# MATERIAL SUPPLIED:
..............................
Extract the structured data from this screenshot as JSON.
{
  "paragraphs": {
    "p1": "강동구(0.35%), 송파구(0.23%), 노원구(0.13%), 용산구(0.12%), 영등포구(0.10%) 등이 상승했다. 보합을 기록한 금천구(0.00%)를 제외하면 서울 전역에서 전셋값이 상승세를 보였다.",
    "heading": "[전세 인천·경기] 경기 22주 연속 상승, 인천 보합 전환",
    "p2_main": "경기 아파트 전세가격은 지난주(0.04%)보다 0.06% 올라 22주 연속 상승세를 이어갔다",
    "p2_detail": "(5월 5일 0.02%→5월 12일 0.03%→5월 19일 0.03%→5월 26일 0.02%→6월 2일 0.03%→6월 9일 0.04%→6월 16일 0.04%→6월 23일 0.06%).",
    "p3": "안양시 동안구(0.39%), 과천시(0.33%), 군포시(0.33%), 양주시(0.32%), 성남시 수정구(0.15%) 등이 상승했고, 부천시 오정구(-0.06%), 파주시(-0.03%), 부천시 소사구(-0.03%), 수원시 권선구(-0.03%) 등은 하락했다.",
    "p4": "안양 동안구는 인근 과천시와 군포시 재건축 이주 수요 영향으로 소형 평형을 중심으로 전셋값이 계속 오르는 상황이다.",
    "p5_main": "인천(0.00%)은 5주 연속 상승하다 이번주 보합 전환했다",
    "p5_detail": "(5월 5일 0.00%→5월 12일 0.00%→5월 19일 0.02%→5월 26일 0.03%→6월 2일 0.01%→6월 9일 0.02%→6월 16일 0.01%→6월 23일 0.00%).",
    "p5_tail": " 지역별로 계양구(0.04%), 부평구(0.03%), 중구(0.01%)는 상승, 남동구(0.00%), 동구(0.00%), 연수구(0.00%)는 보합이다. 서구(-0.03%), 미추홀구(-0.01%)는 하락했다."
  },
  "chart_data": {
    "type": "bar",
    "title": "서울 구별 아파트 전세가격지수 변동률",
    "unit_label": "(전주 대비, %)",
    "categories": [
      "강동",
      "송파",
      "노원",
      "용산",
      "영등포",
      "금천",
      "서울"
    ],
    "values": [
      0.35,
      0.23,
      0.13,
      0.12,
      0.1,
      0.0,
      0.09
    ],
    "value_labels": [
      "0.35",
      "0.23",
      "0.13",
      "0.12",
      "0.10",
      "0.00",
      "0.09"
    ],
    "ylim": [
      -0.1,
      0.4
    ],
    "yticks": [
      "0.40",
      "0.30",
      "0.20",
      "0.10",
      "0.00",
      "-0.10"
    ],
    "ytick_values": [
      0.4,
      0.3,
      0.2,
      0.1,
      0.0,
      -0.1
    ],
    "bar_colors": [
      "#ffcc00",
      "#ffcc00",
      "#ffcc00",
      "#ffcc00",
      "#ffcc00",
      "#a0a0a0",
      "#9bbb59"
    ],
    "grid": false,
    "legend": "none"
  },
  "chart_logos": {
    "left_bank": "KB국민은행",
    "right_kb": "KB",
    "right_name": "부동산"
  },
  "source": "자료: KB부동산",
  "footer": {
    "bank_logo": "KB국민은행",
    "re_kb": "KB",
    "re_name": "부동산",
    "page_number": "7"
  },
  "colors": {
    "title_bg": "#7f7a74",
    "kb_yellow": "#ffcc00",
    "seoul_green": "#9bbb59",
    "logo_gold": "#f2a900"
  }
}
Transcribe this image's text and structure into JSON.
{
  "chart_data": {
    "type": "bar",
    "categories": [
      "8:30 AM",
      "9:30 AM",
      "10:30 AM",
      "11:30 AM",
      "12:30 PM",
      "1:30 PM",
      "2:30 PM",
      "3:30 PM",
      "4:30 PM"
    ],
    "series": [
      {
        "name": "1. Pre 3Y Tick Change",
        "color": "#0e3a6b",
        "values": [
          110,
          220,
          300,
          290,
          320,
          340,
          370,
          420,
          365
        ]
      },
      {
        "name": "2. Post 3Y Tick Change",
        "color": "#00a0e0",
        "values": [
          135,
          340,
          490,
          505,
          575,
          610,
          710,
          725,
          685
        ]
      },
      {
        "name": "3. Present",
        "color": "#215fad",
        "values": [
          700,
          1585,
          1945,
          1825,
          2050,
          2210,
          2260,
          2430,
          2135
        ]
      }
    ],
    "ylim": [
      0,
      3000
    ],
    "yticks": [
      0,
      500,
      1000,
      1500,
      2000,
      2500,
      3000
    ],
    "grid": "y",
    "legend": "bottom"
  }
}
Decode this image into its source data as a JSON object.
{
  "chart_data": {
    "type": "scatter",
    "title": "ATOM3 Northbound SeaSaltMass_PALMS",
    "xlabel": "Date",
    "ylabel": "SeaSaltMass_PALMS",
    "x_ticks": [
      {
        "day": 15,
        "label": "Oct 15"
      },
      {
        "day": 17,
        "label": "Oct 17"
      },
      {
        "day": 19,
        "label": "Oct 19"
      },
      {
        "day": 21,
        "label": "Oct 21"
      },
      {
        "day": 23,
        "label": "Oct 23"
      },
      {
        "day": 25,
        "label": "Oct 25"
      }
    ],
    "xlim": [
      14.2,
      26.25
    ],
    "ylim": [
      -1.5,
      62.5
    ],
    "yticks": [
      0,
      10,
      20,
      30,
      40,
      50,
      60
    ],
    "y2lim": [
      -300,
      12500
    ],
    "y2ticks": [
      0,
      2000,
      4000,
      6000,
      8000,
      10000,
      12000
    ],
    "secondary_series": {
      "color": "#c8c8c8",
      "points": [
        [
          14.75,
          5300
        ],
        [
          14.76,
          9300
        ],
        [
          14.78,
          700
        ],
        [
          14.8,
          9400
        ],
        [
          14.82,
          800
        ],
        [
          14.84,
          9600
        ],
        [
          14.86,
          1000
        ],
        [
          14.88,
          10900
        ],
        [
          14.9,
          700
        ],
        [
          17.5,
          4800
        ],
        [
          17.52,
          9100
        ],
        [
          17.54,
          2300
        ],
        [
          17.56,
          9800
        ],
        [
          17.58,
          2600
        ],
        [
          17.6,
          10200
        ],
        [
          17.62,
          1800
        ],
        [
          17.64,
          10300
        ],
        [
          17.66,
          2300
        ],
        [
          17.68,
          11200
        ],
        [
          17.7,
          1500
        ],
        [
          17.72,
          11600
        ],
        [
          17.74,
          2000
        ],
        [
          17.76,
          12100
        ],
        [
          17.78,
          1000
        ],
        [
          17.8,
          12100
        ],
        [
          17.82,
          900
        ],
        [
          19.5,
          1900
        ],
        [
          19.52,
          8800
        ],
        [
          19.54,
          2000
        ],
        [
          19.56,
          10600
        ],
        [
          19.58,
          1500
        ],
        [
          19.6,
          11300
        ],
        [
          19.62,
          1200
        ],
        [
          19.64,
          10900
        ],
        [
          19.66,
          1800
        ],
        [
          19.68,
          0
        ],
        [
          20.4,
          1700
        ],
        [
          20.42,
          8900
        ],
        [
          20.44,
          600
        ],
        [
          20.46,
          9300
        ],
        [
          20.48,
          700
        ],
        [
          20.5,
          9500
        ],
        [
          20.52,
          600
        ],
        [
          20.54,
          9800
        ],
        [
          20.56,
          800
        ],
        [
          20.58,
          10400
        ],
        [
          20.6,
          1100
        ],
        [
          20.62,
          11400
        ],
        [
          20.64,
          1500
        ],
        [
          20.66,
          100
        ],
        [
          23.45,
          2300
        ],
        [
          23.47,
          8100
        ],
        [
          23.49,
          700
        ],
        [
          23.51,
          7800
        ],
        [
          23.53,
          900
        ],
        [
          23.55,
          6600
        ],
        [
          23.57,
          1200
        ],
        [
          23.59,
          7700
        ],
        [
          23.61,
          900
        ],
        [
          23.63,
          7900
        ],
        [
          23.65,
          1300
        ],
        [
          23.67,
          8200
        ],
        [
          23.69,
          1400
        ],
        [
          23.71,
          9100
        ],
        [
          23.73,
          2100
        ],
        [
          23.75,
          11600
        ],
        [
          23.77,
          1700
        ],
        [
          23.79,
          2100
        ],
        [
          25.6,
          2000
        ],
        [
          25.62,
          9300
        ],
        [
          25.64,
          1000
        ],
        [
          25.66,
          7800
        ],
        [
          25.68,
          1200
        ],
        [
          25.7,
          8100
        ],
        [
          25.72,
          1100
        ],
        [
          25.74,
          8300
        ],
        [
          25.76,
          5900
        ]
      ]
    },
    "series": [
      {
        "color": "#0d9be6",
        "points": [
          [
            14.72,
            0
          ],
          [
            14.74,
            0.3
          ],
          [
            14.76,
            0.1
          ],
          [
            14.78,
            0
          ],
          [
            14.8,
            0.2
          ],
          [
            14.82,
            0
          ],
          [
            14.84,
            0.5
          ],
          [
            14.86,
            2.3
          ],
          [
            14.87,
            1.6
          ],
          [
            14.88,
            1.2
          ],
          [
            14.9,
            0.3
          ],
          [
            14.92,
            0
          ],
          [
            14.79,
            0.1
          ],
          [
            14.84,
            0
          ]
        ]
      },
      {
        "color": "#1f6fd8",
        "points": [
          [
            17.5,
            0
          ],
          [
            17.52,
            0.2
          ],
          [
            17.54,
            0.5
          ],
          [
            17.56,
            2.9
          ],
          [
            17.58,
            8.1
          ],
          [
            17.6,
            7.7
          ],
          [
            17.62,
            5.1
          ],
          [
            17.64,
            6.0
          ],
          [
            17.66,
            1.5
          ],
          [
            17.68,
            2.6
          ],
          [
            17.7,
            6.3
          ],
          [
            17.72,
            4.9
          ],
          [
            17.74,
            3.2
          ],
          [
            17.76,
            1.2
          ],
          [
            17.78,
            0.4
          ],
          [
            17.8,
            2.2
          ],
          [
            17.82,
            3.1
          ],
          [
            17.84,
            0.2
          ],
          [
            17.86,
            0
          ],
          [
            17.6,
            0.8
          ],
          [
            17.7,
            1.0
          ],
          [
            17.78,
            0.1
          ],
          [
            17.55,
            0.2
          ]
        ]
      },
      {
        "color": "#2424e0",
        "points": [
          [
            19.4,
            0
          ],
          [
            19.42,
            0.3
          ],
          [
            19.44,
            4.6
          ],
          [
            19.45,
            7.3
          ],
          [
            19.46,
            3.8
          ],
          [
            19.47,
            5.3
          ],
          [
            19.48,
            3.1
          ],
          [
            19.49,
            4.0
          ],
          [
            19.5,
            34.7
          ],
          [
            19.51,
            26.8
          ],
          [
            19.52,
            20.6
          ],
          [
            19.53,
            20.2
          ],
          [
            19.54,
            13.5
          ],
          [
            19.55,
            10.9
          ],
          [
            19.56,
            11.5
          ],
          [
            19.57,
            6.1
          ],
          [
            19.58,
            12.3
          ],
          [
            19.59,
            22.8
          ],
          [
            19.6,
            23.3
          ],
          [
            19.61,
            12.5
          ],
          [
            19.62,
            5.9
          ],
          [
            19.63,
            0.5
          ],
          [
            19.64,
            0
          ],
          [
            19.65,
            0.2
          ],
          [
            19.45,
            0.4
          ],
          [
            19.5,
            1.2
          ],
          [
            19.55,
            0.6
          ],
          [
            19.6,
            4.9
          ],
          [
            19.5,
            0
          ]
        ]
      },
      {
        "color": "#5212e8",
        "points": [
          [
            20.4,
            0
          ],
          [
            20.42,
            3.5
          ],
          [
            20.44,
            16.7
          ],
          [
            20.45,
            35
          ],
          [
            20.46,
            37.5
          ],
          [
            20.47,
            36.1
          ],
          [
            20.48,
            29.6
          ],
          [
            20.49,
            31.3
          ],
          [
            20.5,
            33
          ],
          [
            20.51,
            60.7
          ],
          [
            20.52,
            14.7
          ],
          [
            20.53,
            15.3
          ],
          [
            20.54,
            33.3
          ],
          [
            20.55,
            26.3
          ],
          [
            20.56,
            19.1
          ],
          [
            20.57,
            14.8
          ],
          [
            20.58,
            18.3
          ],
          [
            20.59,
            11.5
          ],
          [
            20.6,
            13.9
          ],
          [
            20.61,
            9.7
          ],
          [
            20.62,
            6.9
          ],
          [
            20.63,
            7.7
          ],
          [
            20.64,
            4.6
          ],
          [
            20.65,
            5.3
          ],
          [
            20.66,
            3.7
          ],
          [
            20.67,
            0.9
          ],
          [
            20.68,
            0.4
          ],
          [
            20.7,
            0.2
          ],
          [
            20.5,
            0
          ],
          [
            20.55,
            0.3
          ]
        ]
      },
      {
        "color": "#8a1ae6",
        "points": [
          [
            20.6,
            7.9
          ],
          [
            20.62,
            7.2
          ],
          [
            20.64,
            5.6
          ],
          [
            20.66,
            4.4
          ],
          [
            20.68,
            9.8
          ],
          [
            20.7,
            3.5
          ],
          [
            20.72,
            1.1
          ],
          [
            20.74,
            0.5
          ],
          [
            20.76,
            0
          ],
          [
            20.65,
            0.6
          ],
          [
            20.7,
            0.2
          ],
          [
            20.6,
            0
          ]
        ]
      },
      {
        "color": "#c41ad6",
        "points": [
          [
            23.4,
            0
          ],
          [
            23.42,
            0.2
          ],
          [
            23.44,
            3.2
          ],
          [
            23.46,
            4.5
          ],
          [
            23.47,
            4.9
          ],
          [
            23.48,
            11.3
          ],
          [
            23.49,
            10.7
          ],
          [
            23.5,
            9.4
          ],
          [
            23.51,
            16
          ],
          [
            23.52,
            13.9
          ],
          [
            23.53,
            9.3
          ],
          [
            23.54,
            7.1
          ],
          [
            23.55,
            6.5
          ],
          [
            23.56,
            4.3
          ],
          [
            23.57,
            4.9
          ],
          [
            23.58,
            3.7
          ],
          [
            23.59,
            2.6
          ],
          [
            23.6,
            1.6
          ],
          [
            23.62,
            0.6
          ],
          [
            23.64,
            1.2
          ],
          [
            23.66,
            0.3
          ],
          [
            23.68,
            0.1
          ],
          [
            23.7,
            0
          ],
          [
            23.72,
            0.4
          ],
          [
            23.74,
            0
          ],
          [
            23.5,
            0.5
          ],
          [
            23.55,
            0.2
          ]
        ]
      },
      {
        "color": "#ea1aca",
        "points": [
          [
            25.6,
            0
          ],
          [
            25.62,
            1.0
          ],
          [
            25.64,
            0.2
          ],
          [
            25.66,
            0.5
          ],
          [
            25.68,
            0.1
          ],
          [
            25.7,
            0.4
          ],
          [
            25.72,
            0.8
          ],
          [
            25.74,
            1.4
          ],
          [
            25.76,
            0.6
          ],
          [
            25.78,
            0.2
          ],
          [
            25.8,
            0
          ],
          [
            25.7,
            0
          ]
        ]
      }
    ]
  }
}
..............................
# WHAT THE EXERCISE ASKS:
Of the lines in the material above, state how many contain the string "상승세를"; give no other text.

# CORRECT ANSWER:
2